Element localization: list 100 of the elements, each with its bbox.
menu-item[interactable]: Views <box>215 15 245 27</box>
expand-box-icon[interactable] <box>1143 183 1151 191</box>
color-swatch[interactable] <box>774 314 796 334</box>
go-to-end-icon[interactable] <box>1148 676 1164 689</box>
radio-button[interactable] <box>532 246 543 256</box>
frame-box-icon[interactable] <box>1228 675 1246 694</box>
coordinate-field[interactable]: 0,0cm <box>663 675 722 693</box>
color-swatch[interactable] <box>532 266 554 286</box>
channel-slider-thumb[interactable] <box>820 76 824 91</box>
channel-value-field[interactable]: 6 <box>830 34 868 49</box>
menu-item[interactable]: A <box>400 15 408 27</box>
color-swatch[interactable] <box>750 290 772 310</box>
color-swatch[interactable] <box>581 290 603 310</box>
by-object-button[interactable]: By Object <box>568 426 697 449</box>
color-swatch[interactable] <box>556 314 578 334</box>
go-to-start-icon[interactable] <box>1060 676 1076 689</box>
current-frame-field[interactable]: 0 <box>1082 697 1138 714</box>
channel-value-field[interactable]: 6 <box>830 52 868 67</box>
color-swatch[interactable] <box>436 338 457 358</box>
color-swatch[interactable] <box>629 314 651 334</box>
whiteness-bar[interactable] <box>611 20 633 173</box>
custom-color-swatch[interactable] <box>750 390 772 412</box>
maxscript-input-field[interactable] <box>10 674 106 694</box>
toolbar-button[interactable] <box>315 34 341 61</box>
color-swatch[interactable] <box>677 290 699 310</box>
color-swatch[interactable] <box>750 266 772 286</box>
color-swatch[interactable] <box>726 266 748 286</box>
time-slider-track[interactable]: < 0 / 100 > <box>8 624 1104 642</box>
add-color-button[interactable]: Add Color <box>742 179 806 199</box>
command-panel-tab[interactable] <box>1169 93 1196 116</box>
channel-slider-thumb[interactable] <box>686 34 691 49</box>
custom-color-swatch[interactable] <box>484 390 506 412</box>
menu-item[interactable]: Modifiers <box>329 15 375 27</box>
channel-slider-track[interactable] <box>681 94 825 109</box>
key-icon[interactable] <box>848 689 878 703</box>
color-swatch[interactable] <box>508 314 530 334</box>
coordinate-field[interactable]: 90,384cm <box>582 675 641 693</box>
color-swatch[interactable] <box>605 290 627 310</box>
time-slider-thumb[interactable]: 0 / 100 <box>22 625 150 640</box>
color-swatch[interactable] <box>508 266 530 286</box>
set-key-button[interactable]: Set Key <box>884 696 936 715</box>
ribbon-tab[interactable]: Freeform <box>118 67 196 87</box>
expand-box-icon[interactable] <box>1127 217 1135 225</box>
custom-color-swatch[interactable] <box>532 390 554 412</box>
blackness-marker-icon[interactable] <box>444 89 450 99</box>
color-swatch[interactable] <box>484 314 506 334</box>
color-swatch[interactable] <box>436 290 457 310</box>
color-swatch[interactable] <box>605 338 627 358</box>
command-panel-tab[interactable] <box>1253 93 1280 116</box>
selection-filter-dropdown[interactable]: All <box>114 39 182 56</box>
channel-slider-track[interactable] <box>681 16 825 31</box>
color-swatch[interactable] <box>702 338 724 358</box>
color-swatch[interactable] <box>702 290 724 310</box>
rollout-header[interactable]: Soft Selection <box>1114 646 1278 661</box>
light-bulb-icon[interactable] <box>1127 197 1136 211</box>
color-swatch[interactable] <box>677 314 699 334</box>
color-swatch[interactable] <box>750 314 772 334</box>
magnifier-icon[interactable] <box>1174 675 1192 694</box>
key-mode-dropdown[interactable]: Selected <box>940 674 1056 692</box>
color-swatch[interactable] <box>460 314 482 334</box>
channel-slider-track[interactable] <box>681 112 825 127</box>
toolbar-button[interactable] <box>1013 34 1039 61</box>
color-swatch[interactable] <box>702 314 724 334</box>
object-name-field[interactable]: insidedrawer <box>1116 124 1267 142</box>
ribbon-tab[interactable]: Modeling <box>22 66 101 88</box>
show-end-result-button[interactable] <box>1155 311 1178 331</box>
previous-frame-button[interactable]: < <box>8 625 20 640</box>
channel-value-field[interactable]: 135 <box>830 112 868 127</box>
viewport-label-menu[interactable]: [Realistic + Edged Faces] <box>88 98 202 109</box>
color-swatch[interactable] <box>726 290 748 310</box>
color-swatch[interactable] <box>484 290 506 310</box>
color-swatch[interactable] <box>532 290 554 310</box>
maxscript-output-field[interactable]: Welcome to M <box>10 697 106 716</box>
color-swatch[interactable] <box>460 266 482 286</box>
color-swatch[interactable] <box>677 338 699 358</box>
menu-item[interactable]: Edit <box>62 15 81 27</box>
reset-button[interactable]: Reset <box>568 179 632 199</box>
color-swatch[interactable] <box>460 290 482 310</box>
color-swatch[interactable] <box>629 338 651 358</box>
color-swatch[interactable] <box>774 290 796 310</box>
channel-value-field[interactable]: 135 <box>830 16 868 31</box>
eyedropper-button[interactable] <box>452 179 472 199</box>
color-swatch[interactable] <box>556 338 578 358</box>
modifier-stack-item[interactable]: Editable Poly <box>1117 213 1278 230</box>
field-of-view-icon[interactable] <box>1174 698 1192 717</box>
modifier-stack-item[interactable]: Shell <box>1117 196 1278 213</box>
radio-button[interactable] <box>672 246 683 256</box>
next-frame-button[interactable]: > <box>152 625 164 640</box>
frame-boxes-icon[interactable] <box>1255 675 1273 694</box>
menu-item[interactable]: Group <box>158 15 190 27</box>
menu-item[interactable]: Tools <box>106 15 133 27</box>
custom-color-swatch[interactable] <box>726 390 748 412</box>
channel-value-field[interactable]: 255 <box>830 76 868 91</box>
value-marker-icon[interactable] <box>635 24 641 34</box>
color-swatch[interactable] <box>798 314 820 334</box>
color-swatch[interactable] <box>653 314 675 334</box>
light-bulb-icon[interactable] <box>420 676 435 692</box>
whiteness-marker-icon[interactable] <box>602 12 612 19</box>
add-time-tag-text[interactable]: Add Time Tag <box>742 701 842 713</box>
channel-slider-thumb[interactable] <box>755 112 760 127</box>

──────────

Given task:
Put every line of the records above into a JSON list of strings, one string per line, and leave out any blank lines.

Result below:
[
  "Element localization: list 100 of the elements, each with its bbox.",
  "menu-item[interactable]: Views <box>215 15 245 27</box>",
  "expand-box-icon[interactable] <box>1143 183 1151 191</box>",
  "color-swatch[interactable] <box>774 314 796 334</box>",
  "go-to-end-icon[interactable] <box>1148 676 1164 689</box>",
  "radio-button[interactable] <box>532 246 543 256</box>",
  "frame-box-icon[interactable] <box>1228 675 1246 694</box>",
  "coordinate-field[interactable]: 0,0cm <box>663 675 722 693</box>",
  "color-swatch[interactable] <box>532 266 554 286</box>",
  "channel-slider-thumb[interactable] <box>820 76 824 91</box>",
  "channel-value-field[interactable]: 6 <box>830 34 868 49</box>",
  "menu-item[interactable]: A <box>400 15 408 27</box>",
  "color-swatch[interactable] <box>750 290 772 310</box>",
  "color-swatch[interactable] <box>581 290 603 310</box>",
  "by-object-button[interactable]: By Object <box>568 426 697 449</box>",
  "color-swatch[interactable] <box>556 314 578 334</box>",
  "go-to-start-icon[interactable] <box>1060 676 1076 689</box>",
  "current-frame-field[interactable]: 0 <box>1082 697 1138 714</box>",
  "channel-value-field[interactable]: 6 <box>830 52 868 67</box>",
  "color-swatch[interactable] <box>436 338 457 358</box>",
  "color-swatch[interactable] <box>629 314 651 334</box>",
  "whiteness-bar[interactable] <box>611 20 633 173</box>",
  "custom-color-swatch[interactable] <box>750 390 772 412</box>",
  "maxscript-input-field[interactable] <box>10 674 106 694</box>",
  "toolbar-button[interactable] <box>315 34 341 61</box>",
  "color-swatch[interactable] <box>677 290 699 310</box>",
  "color-swatch[interactable] <box>750 266 772 286</box>",
  "color-swatch[interactable] <box>726 266 748 286</box>",
  "time-slider-track[interactable]: < 0 / 100 > <box>8 624 1104 642</box>",
  "add-color-button[interactable]: Add Color <box>742 179 806 199</box>",
  "command-panel-tab[interactable] <box>1169 93 1196 116</box>",
  "channel-slider-thumb[interactable] <box>686 34 691 49</box>",
  "custom-color-swatch[interactable] <box>484 390 506 412</box>",
  "menu-item[interactable]: Modifiers <box>329 15 375 27</box>",
  "channel-slider-track[interactable] <box>681 94 825 109</box>",
  "key-icon[interactable] <box>848 689 878 703</box>",
  "color-swatch[interactable] <box>508 314 530 334</box>",
  "coordinate-field[interactable]: 90,384cm <box>582 675 641 693</box>",
  "color-swatch[interactable] <box>605 290 627 310</box>",
  "time-slider-thumb[interactable]: 0 / 100 <box>22 625 150 640</box>",
  "color-swatch[interactable] <box>508 266 530 286</box>",
  "set-key-button[interactable]: Set Key <box>884 696 936 715</box>",
  "ribbon-tab[interactable]: Freeform <box>118 67 196 87</box>",
  "expand-box-icon[interactable] <box>1127 217 1135 225</box>",
  "custom-color-swatch[interactable] <box>532 390 554 412</box>",
  "blackness-marker-icon[interactable] <box>444 89 450 99</box>",
  "color-swatch[interactable] <box>484 314 506 334</box>",
  "color-swatch[interactable] <box>436 290 457 310</box>",
  "color-swatch[interactable] <box>605 338 627 358</box>",
  "command-panel-tab[interactable] <box>1253 93 1280 116</box>",
  "selection-filter-dropdown[interactable]: All <box>114 39 182 56</box>",
  "channel-slider-track[interactable] <box>681 16 825 31</box>",
  "color-swatch[interactable] <box>702 338 724 358</box>",
  "color-swatch[interactable] <box>702 290 724 310</box>",
  "rollout-header[interactable]: Soft Selection <box>1114 646 1278 661</box>",
  "light-bulb-icon[interactable] <box>1127 197 1136 211</box>",
  "color-swatch[interactable] <box>677 314 699 334</box>",
  "color-swatch[interactable] <box>750 314 772 334</box>",
  "magnifier-icon[interactable] <box>1174 675 1192 694</box>",
  "key-mode-dropdown[interactable]: Selected <box>940 674 1056 692</box>",
  "color-swatch[interactable] <box>460 314 482 334</box>",
  "channel-slider-track[interactable] <box>681 112 825 127</box>",
  "toolbar-button[interactable] <box>1013 34 1039 61</box>",
  "color-swatch[interactable] <box>702 314 724 334</box>",
  "object-name-field[interactable]: insidedrawer <box>1116 124 1267 142</box>",
  "ribbon-tab[interactable]: Modeling <box>22 66 101 88</box>",
  "show-end-result-button[interactable] <box>1155 311 1178 331</box>",
  "previous-frame-button[interactable]: < <box>8 625 20 640</box>",
  "channel-value-field[interactable]: 135 <box>830 112 868 127</box>",
  "viewport-label-menu[interactable]: [Realistic + Edged Faces] <box>88 98 202 109</box>",
  "color-swatch[interactable] <box>726 290 748 310</box>",
  "color-swatch[interactable] <box>484 290 506 310</box>",
  "color-swatch[interactable] <box>532 290 554 310</box>",
  "maxscript-output-field[interactable]: Welcome to M <box>10 697 106 716</box>",
  "color-swatch[interactable] <box>460 266 482 286</box>",
  "color-swatch[interactable] <box>677 338 699 358</box>",
  "menu-item[interactable]: Edit <box>62 15 81 27</box>",
  "reset-button[interactable]: Reset <box>568 179 632 199</box>",
  "color-swatch[interactable] <box>460 290 482 310</box>",
  "color-swatch[interactable] <box>629 338 651 358</box>",
  "color-swatch[interactable] <box>774 290 796 310</box>",
  "channel-value-field[interactable]: 135 <box>830 16 868 31</box>",
  "eyedropper-button[interactable] <box>452 179 472 199</box>",
  "color-swatch[interactable] <box>556 338 578 358</box>",
  "modifier-stack-item[interactable]: Editable Poly <box>1117 213 1278 230</box>",
  "field-of-view-icon[interactable] <box>1174 698 1192 717</box>",
  "modifier-stack-item[interactable]: Shell <box>1117 196 1278 213</box>",
  "radio-button[interactable] <box>672 246 683 256</box>",
  "next-frame-button[interactable]: > <box>152 625 164 640</box>",
  "frame-boxes-icon[interactable] <box>1255 675 1273 694</box>",
  "menu-item[interactable]: Group <box>158 15 190 27</box>",
  "menu-item[interactable]: Tools <box>106 15 133 27</box>",
  "custom-color-swatch[interactable] <box>726 390 748 412</box>",
  "channel-value-field[interactable]: 255 <box>830 76 868 91</box>",
  "value-marker-icon[interactable] <box>635 24 641 34</box>",
  "color-swatch[interactable] <box>798 314 820 334</box>",
  "color-swatch[interactable] <box>653 314 675 334</box>",
  "light-bulb-icon[interactable] <box>420 676 435 692</box>",
  "whiteness-marker-icon[interactable] <box>602 12 612 19</box>",
  "add-time-tag-text[interactable]: Add Time Tag <box>742 701 842 713</box>",
  "channel-slider-thumb[interactable] <box>755 112 760 127</box>"
]